Work to complete
Answer these questions from the piece on Le Coq d'Or below:
1. In which city and year did the opera first open?
2. In what year did Diaghilev dismiss Vaslav Nijinsky?
3. Who reimagined Fokine's lost steps for the restaged production?

Extracted text

Le Coq D’Or

‘Calculating Queen of Shemakha’: Natalia Savelieva in Le Coq d’Or. Photograph: Foteini Christofilopoulou

Le Coq d’Or (The Golden Cockerel) is an opera composed by Rimsky-Korsakov and based on a poem by Pushkin. It opened in Moscow in 1909, the year that Sergei Diaghilev first visited Paris with the troupe of dancers who would become the Ballets Russes. That Paris season, and those that followed, were a sensation. A shrewd judge of the taste of European audiences, Diaghilev presented exotic, folkloric ballets like The Firebird and Scheherazade. To a cultured class already steeped in orientalism he offered a Russia of the imagination, a place of lost kingdoms, magical birds and beautiful princesses.

But by 1914, five years into the project, Diaghilev was in trouble. Mikhail Fokine, the choreographer of the company’s most successful productions, had left in 1912, following a series of bitter disagreements. And in 1913 Diaghilev had dismissed Vaslav Nijinsky, his star dancer and former lover, when Nijinsky married a Hungarian aristocrat who had attached herself to the company. The Ballets Russes had lost its two greatest assets, and Diaghilev badly needed a popular success.

A five-hour phone call eventually won Fokine back. The choreographer went to work, and a new opera-ballet version of Le Coq d’Or had its premiere that summer. The piece was an immediate hit, and it is this production which, a century later, the Russian dancer turned impresario Andris Liepa has restaged. The original score, the libretto and the designs have all survived; only Fokine’s steps have been lost, and these have been reimagined by the choreographer Gali Abaidulov. The result is humming with wit and fun.

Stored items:
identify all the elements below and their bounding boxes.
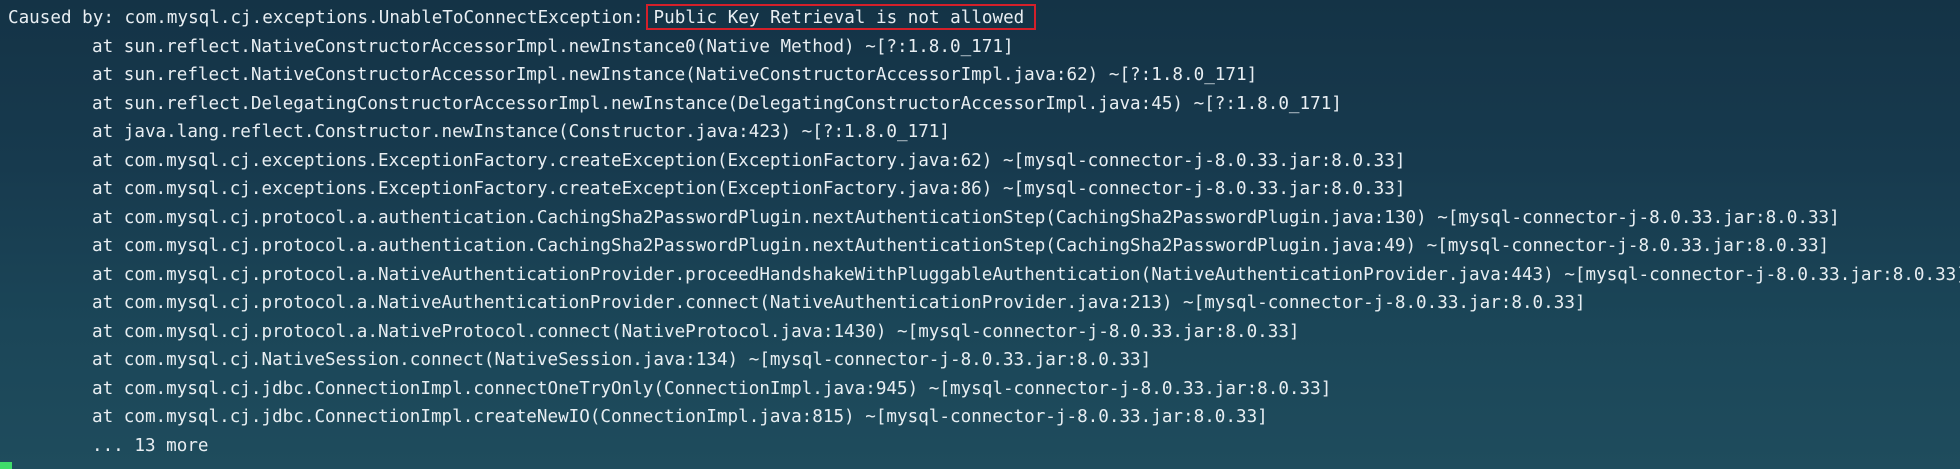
caused-by-prefix: Caused by: com.mysql.cj.exceptions.Unabl… <box>8 8 644 28</box>
stack-frame: at com.mysql.cj.protocol.a.NativeProtoco… <box>92 321 1300 342</box>
stack-frame: at sun.reflect.NativeConstructorAccessor… <box>92 36 1014 57</box>
caused-by-line: Caused by: com.mysql.cj.exceptions.Unabl… <box>8 4 1960 33</box>
stack-frame: at com.mysql.cj.protocol.a.authenticatio… <box>92 207 1840 228</box>
stack-frame: at java.lang.reflect.Constructor.newInst… <box>92 122 950 142</box>
terminal-output[interactable]: Caused by: com.mysql.cj.exceptions.Unabl… <box>0 0 1960 469</box>
stack-frame: at sun.reflect.NativeConstructorAccessor… <box>92 65 1258 85</box>
terminal-cursor <box>0 462 12 469</box>
stack-frame: at com.mysql.cj.protocol.a.NativeAuthent… <box>92 293 1586 313</box>
stack-frame: at sun.reflect.DelegatingConstructorAcce… <box>92 93 1342 114</box>
stack-frame: at com.mysql.cj.protocol.a.authenticatio… <box>92 236 1830 256</box>
stack-frame: at com.mysql.cj.NativeSession.connect(Na… <box>92 350 1152 370</box>
stack-frame: at com.mysql.cj.jdbc.ConnectionImpl.crea… <box>92 407 1268 427</box>
stack-frame: at com.mysql.cj.protocol.a.NativeAuthent… <box>92 264 1960 285</box>
stack-frame: at com.mysql.cj.exceptions.ExceptionFact… <box>92 150 1406 171</box>
stack-frame: at com.mysql.cj.jdbc.ConnectionImpl.conn… <box>92 378 1332 399</box>
error-message-highlight: Public Key Retrieval is not allowed <box>645 4 1037 30</box>
stack-frame: at com.mysql.cj.exceptions.ExceptionFact… <box>92 179 1406 199</box>
more-frames-line: ... 13 more <box>92 435 209 456</box>
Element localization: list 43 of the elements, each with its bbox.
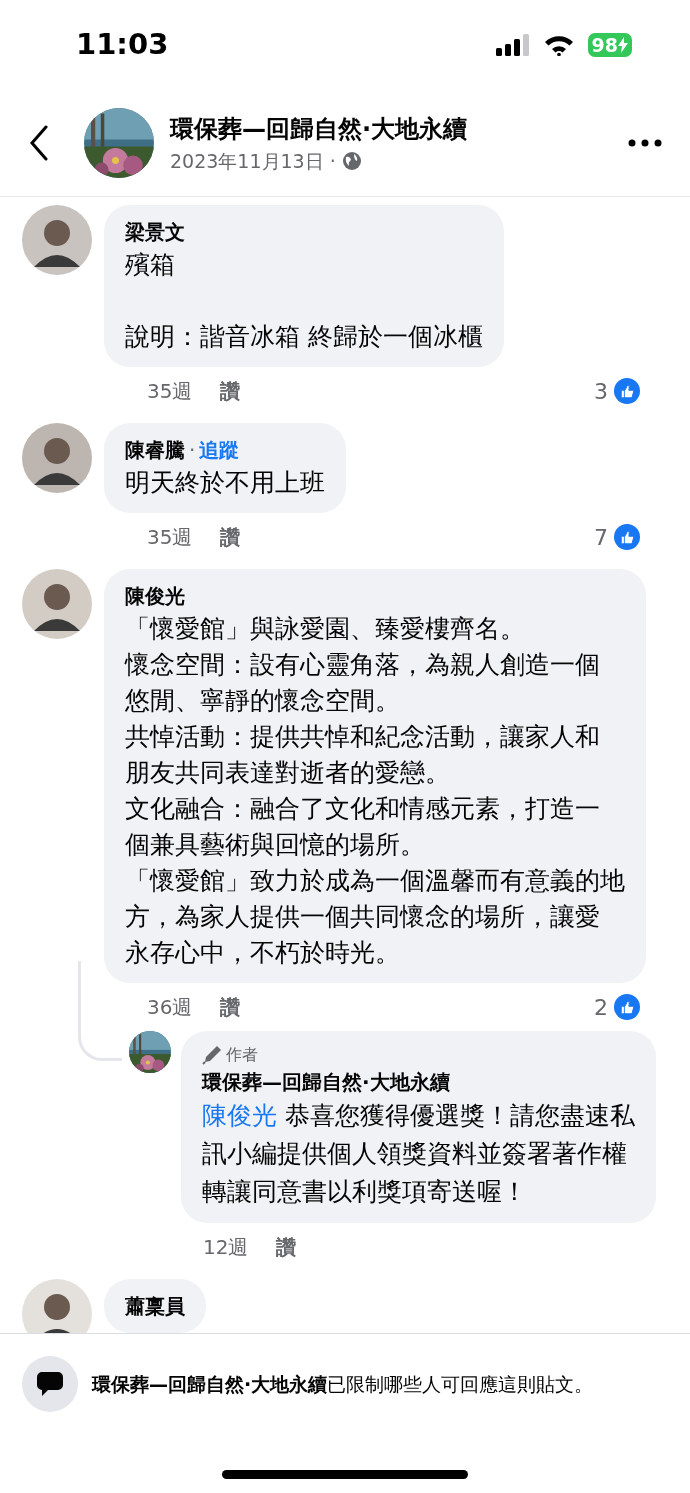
avatar[interactable] bbox=[22, 423, 92, 493]
comment-time: 36週 bbox=[147, 994, 193, 1021]
battery-indicator: 98 bbox=[587, 33, 632, 57]
globe-icon bbox=[341, 151, 362, 171]
dot-separator: · bbox=[188, 437, 197, 464]
comment-text: 「懷愛館」與詠愛園、臻愛樓齊名。 懷念空間：設有心靈角落，為親人創造一個 悠閒、寧靜的懷念空間。 共悼活動：提供共悼和紀念活動，讓家人和 朋友共同表達對逝者的愛戀。 文化融合：融合了文化和情感元素，打造一 個兼具藝術與回憶的場所。 「懷愛館」致力於成為一個溫馨而有意義的地 方，為家人提供一個共同懷念的場所，讓愛 永存心中，不朽於時光。 bbox=[125, 613, 625, 969]
reaction-count: 7 bbox=[594, 523, 608, 552]
like-link[interactable]: 讚 bbox=[220, 376, 241, 406]
author-label: 作者 bbox=[226, 1044, 258, 1066]
reaction-count: 2 bbox=[594, 993, 608, 1022]
follow-link[interactable]: 追蹤 bbox=[199, 435, 240, 465]
like-link[interactable]: 讚 bbox=[220, 522, 241, 552]
more-icon[interactable] bbox=[628, 139, 662, 147]
like-icon bbox=[614, 994, 640, 1020]
status-time: 11:03 bbox=[76, 26, 169, 64]
reaction-count: 3 bbox=[594, 377, 608, 406]
like-link[interactable]: 讚 bbox=[276, 1232, 297, 1262]
comment-text: 明天終於不用上班 bbox=[125, 467, 325, 499]
like-icon bbox=[614, 524, 640, 550]
comment-text: 陳俊光 恭喜您獲得優選獎！請您盡速私 訊小編提供個人領獎資料並簽署著作權 轉讓同意書以利獎項寄送喔！ bbox=[202, 1100, 635, 1208]
avatar[interactable] bbox=[22, 205, 92, 275]
post-date: 2023年11月13日 · bbox=[170, 148, 336, 174]
page-title: 環保葬—回歸自然·大地永續 bbox=[170, 113, 469, 145]
signal-icon bbox=[495, 34, 530, 56]
avatar[interactable] bbox=[22, 569, 92, 639]
like-link[interactable]: 讚 bbox=[220, 992, 241, 1022]
avatar[interactable] bbox=[22, 1279, 92, 1333]
comment-icon bbox=[22, 1356, 78, 1412]
commenter-name[interactable]: 環保葬—回歸自然·大地永續 bbox=[202, 1067, 635, 1097]
comment-text: 殯箱 說明：諧音冰箱 終歸於一個冰櫃 bbox=[125, 249, 483, 353]
comment-time: 35週 bbox=[147, 378, 193, 405]
like-icon bbox=[614, 378, 640, 404]
commenter-name[interactable]: 蕭稟員 bbox=[125, 1291, 185, 1321]
commenter-name[interactable]: 梁景文 bbox=[125, 217, 185, 247]
mention-link[interactable]: 陳俊光 bbox=[202, 1101, 277, 1130]
commenter-name[interactable]: 陳俊光 bbox=[125, 581, 185, 611]
back-icon[interactable] bbox=[28, 125, 50, 161]
restriction-notice: 環保葬—回歸自然·大地永續已限制哪些人可回應這則貼文。 bbox=[92, 1371, 594, 1397]
wifi-icon bbox=[543, 34, 574, 56]
comment-time: 12週 bbox=[203, 1234, 249, 1261]
comment-time: 35週 bbox=[147, 524, 193, 551]
pen-icon bbox=[202, 1045, 222, 1065]
commenter-name[interactable]: 陳睿騰 bbox=[125, 435, 185, 465]
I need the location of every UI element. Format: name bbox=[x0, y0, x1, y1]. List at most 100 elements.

Reply
1. Moscow, 1909.
2. 1913.
3. Gali Abaidulov.